— What the task asks —
Scan the lines below for the word "Bushing". Copy each line you find it in.

— Saved entries —
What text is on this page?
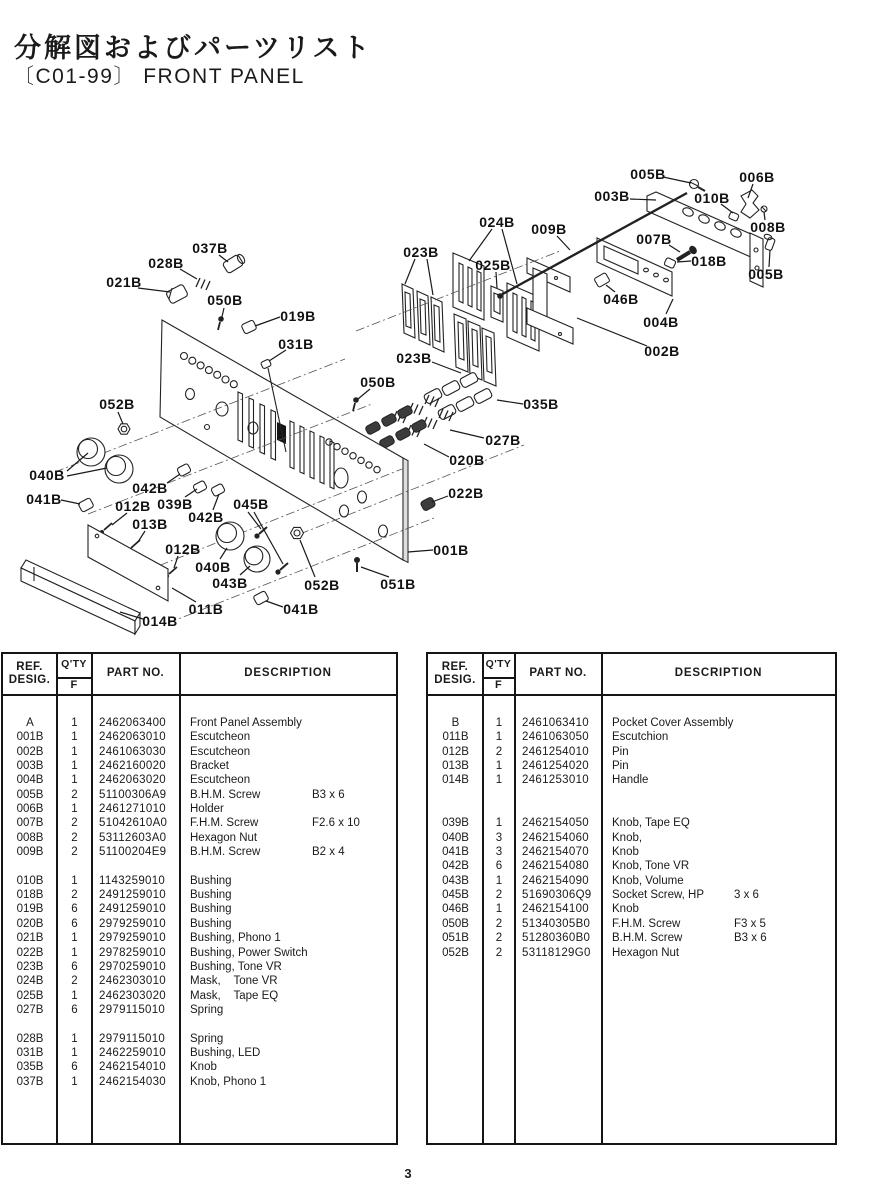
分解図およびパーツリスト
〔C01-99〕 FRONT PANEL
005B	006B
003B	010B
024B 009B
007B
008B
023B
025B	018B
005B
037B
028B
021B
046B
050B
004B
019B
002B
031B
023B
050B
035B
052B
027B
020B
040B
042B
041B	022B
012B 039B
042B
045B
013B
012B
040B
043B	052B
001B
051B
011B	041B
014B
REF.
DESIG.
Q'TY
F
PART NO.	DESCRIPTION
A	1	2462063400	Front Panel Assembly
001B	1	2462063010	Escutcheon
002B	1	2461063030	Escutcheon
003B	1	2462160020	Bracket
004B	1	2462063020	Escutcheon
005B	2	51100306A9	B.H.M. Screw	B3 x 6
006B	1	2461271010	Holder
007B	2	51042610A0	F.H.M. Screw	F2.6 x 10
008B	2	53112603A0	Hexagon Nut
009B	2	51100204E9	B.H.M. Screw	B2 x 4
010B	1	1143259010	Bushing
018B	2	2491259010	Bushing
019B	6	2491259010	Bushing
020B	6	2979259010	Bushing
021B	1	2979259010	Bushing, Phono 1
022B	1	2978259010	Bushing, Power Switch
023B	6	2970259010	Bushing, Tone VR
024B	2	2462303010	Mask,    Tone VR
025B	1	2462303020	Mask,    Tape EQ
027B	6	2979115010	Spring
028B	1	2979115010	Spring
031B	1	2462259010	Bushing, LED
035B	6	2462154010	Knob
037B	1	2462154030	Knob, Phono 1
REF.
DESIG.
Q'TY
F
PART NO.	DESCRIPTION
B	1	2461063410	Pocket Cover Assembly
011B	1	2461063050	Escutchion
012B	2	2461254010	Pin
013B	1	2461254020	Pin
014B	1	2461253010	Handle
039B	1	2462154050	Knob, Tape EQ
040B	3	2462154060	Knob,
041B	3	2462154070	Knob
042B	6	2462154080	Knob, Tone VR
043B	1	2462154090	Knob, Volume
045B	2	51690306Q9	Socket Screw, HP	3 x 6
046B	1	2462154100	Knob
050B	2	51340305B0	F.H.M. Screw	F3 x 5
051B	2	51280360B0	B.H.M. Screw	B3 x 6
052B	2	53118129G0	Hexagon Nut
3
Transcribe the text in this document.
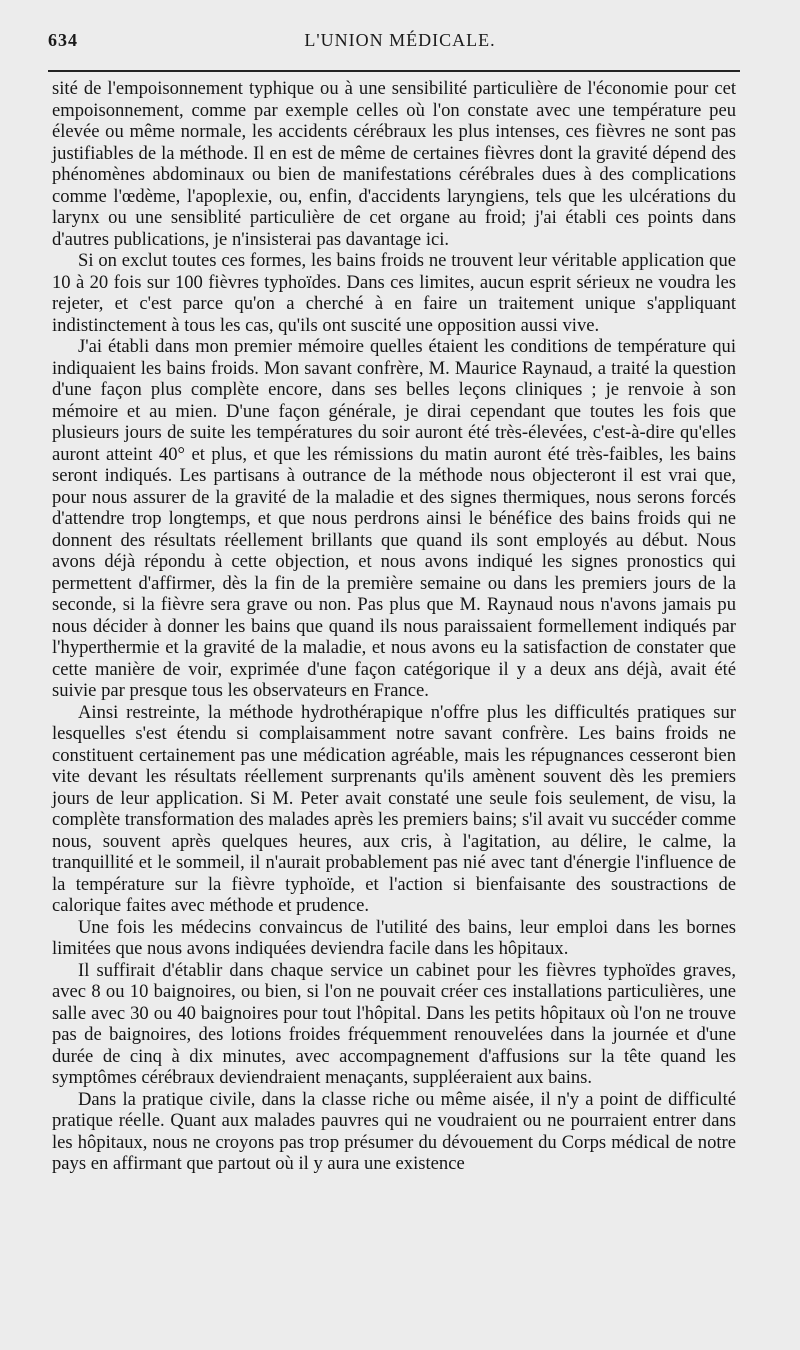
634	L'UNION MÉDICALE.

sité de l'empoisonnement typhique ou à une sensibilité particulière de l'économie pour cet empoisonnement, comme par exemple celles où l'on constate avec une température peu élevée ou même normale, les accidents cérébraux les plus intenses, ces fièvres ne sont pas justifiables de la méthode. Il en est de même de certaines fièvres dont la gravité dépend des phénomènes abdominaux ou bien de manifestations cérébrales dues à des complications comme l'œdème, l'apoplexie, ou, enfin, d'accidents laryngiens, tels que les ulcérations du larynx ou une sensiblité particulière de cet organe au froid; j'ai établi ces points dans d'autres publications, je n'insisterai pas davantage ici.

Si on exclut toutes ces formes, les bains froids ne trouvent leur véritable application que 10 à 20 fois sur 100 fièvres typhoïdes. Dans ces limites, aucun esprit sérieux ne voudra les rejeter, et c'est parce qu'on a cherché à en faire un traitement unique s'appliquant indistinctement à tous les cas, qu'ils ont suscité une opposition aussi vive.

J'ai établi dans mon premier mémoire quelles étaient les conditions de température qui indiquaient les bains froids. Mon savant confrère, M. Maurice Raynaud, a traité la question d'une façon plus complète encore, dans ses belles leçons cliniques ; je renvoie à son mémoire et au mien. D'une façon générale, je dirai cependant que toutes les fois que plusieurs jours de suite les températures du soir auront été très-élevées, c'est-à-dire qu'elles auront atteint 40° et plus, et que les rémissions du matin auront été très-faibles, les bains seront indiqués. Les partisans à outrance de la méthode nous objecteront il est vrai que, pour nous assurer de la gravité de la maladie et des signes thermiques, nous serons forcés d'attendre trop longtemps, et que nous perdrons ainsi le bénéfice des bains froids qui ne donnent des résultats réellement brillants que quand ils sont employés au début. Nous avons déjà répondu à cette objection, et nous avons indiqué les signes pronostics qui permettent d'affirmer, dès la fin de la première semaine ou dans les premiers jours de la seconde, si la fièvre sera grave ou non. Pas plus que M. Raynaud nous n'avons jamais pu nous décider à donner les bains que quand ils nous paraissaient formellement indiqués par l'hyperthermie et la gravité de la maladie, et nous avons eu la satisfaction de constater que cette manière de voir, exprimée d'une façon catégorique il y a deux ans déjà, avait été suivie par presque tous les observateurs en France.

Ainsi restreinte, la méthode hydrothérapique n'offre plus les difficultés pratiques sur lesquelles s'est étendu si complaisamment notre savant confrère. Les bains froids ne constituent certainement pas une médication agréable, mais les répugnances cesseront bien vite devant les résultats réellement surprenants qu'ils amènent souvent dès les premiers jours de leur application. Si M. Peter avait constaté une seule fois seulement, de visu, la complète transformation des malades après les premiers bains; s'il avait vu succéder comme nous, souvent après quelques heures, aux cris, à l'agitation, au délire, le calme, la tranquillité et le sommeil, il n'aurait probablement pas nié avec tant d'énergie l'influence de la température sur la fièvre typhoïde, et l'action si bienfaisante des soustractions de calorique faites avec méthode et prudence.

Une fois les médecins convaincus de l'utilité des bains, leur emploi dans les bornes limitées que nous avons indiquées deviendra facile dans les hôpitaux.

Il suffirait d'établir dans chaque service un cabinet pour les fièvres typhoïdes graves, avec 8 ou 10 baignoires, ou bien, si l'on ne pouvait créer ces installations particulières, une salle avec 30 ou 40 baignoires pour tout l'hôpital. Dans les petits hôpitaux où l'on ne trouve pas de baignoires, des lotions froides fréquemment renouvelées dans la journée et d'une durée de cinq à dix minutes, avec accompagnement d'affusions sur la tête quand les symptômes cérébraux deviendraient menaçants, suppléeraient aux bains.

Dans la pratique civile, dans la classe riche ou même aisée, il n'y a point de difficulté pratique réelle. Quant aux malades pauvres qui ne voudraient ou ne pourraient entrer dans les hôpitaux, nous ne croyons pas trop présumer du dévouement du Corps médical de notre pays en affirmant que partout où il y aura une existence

— The completed task —
010B	1	1143259010	Bushing
018B	2	2491259010	Bushing
019B	6	2491259010	Bushing
020B	6	2979259010	Bushing
021B	1	2979259010	Bushing, Phono 1
022B	1	2978259010	Bushing, Power Switch
023B	6	2970259010	Bushing, Tone VR
031B	1	2462259010	Bushing, LED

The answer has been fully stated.